#### [Task goal]
Copy all records verbatim.

#### [Input rows]

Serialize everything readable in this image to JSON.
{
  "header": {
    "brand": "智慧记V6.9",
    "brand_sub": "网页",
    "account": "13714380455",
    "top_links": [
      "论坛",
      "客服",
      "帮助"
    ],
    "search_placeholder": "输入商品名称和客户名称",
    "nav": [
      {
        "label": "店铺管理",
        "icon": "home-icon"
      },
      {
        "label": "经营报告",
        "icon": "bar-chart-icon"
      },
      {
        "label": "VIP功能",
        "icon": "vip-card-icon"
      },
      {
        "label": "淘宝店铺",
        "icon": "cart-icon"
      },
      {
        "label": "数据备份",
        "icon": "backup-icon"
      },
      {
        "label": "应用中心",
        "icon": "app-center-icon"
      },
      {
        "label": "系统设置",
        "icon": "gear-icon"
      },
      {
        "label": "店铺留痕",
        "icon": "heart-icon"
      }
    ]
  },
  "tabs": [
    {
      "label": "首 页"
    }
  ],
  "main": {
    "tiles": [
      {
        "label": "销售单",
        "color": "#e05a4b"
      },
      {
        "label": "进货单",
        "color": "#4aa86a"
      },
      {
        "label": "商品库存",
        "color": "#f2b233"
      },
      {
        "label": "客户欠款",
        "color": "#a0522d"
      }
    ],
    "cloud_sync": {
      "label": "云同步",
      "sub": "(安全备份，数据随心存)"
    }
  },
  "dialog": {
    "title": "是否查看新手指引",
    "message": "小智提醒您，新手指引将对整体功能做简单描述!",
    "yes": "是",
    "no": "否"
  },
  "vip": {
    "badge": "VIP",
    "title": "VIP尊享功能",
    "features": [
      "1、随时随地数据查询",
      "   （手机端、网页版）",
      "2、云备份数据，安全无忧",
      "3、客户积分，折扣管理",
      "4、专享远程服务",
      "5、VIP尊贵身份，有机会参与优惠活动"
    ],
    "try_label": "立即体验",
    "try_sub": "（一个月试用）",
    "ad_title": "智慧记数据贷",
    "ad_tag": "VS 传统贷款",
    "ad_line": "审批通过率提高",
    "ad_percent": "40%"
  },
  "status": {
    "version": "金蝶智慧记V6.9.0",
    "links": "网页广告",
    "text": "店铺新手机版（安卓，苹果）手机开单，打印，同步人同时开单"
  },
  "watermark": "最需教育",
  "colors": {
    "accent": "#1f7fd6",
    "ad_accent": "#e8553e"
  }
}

#### [Solution to the problem]
Serialize everything readable in this image to JSON.
{
  "header": {
    "brand": "智慧记V6.9",
    "brand_sub": "网页",
    "account": "13714380455",
    "top_links": [
      "论坛",
      "客服",
      "帮助"
    ],
    "search_placeholder": "输入商品名称和客户名称",
    "nav": [
      {
        "label": "店铺管理",
        "icon": "home-icon"
      },
      {
        "label": "经营报告",
        "icon": "bar-chart-icon"
      },
      {
        "label": "VIP功能",
        "icon": "vip-card-icon"
      },
      {
        "label": "淘宝店铺",
        "icon": "cart-icon"
      },
      {
        "label": "数据备份",
        "icon": "backup-icon"
      },
      {
        "label": "应用中心",
        "icon": "app-center-icon"
      },
      {
        "label": "系统设置",
        "icon": "gear-icon"
      },
      {
        "label": "店铺留痕",
        "icon": "heart-icon"
      }
    ]
  },
  "tabs": [
    {
      "label": "首 页"
    }
  ],
  "main": {
    "tiles": [
      {
        "label": "销售单",
        "color": "#e05a4b"
      },
      {
        "label": "进货单",
        "color": "#4aa86a"
      },
      {
        "label": "商品库存",
        "color": "#f2b233"
      },
      {
        "label": "客户欠款",
        "color": "#a0522d"
      }
    ],
    "cloud_sync": {
      "label": "云同步",
      "sub": "(安全备份，数据随心存)"
    }
  },
  "dialog": {
    "title": "是否查看新手指引",
    "message": "小智提醒您，新手指引将对整体功能做简单描述!",
    "yes": "是",
    "no": "否"
  },
  "vip": {
    "badge": "VIP",
    "title": "VIP尊享功能",
    "features": [
      "1、随时随地数据查询",
      "   （手机端、网页版）",
      "2、云备份数据，安全无忧",
      "3、客户积分，折扣管理",
      "4、专享远程服务",
      "5、VIP尊贵身份，有机会参与优惠活动"
    ],
    "try_label": "立即体验",
    "try_sub": "（一个月试用）",
    "ad_title": "智慧记数据贷",
    "ad_tag": "VS 传统贷款",
    "ad_line": "审批通过率提高",
    "ad_percent": "40%"
  },
  "status": {
    "version": "金蝶智慧记V6.9.0",
    "links": "网页广告",
    "text": "店铺新手机版（安卓，苹果）手机开单，打印，同步人同时开单"
  },
  "watermark": "最需教育",
  "colors": {
    "accent": "#1f7fd6",
    "ad_accent": "#e8553e"
  }
}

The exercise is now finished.